=== What you need to do ===
Set down every entry word for word. Omit the pictures.

--- Start Input for this task ---

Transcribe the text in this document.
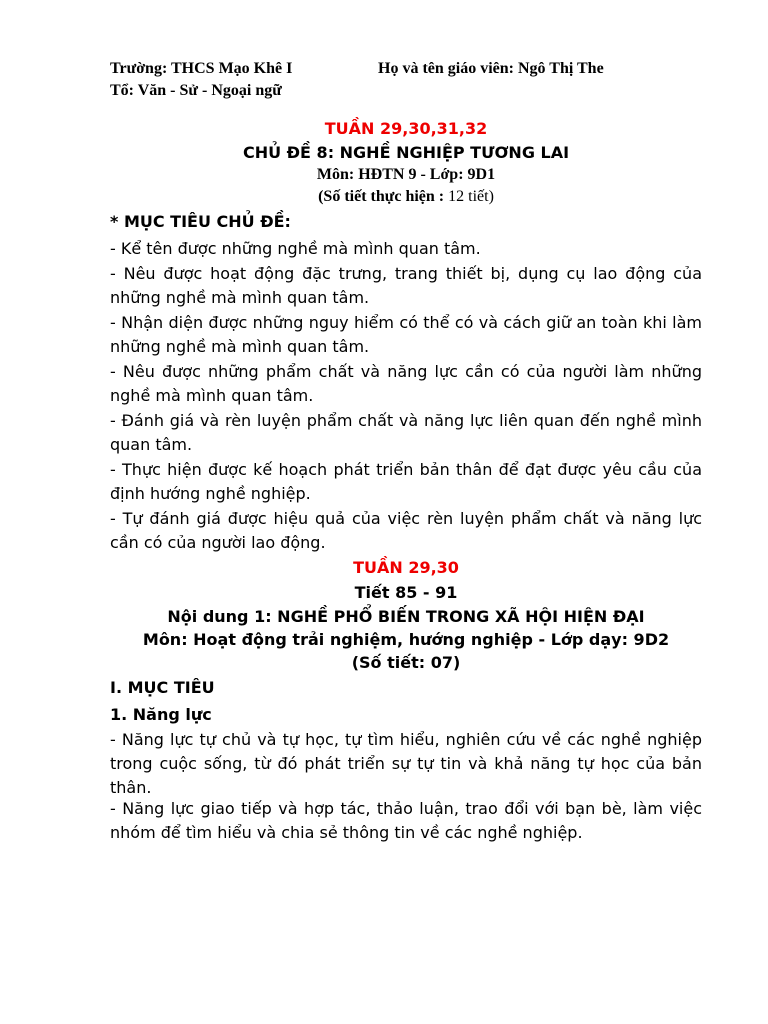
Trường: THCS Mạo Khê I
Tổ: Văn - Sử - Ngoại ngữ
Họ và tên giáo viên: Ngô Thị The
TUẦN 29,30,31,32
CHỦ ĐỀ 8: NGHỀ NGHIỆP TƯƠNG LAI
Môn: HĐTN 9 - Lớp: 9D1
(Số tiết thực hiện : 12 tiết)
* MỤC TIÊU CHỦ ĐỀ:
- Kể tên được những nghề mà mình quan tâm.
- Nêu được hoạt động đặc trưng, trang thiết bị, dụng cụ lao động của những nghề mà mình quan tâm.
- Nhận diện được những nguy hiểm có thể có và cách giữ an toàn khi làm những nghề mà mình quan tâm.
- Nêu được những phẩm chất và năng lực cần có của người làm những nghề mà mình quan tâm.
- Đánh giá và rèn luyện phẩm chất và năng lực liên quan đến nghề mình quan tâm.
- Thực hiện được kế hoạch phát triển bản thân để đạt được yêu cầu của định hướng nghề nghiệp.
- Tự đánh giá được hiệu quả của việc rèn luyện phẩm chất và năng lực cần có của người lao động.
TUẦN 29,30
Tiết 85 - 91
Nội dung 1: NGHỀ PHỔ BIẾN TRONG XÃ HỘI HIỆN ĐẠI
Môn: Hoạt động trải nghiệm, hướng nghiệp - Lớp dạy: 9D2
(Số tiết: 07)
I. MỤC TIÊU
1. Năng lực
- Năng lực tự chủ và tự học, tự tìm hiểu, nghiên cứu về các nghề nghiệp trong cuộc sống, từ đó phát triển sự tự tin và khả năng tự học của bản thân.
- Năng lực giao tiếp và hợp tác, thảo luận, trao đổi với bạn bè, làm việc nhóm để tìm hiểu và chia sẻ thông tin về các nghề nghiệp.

--- End Input for this task ---

=== Exercise result ===
Transcribe the text in this document.
Trường: THCS Mạo Khê I
Tổ: Văn - Sử - Ngoại ngữ
Họ và tên giáo viên: Ngô Thị The
TUẦN 29,30,31,32
CHỦ ĐỀ 8: NGHỀ NGHIỆP TƯƠNG LAI
Môn: HĐTN 9 - Lớp: 9D1
(Số tiết thực hiện : 12 tiết)
* MỤC TIÊU CHỦ ĐỀ:
- Kể tên được những nghề mà mình quan tâm.
- Nêu được hoạt động đặc trưng, trang thiết bị, dụng cụ lao động của những nghề mà mình quan tâm.
- Nhận diện được những nguy hiểm có thể có và cách giữ an toàn khi làm những nghề mà mình quan tâm.
- Nêu được những phẩm chất và năng lực cần có của người làm những nghề mà mình quan tâm.
- Đánh giá và rèn luyện phẩm chất và năng lực liên quan đến nghề mình quan tâm.
- Thực hiện được kế hoạch phát triển bản thân để đạt được yêu cầu của định hướng nghề nghiệp.
- Tự đánh giá được hiệu quả của việc rèn luyện phẩm chất và năng lực cần có của người lao động.
TUẦN 29,30
Tiết 85 - 91
Nội dung 1: NGHỀ PHỔ BIẾN TRONG XÃ HỘI HIỆN ĐẠI
Môn: Hoạt động trải nghiệm, hướng nghiệp - Lớp dạy: 9D2
(Số tiết: 07)
I. MỤC TIÊU
1. Năng lực
- Năng lực tự chủ và tự học, tự tìm hiểu, nghiên cứu về các nghề nghiệp trong cuộc sống, từ đó phát triển sự tự tin và khả năng tự học của bản thân.
- Năng lực giao tiếp và hợp tác, thảo luận, trao đổi với bạn bè, làm việc nhóm để tìm hiểu và chia sẻ thông tin về các nghề nghiệp.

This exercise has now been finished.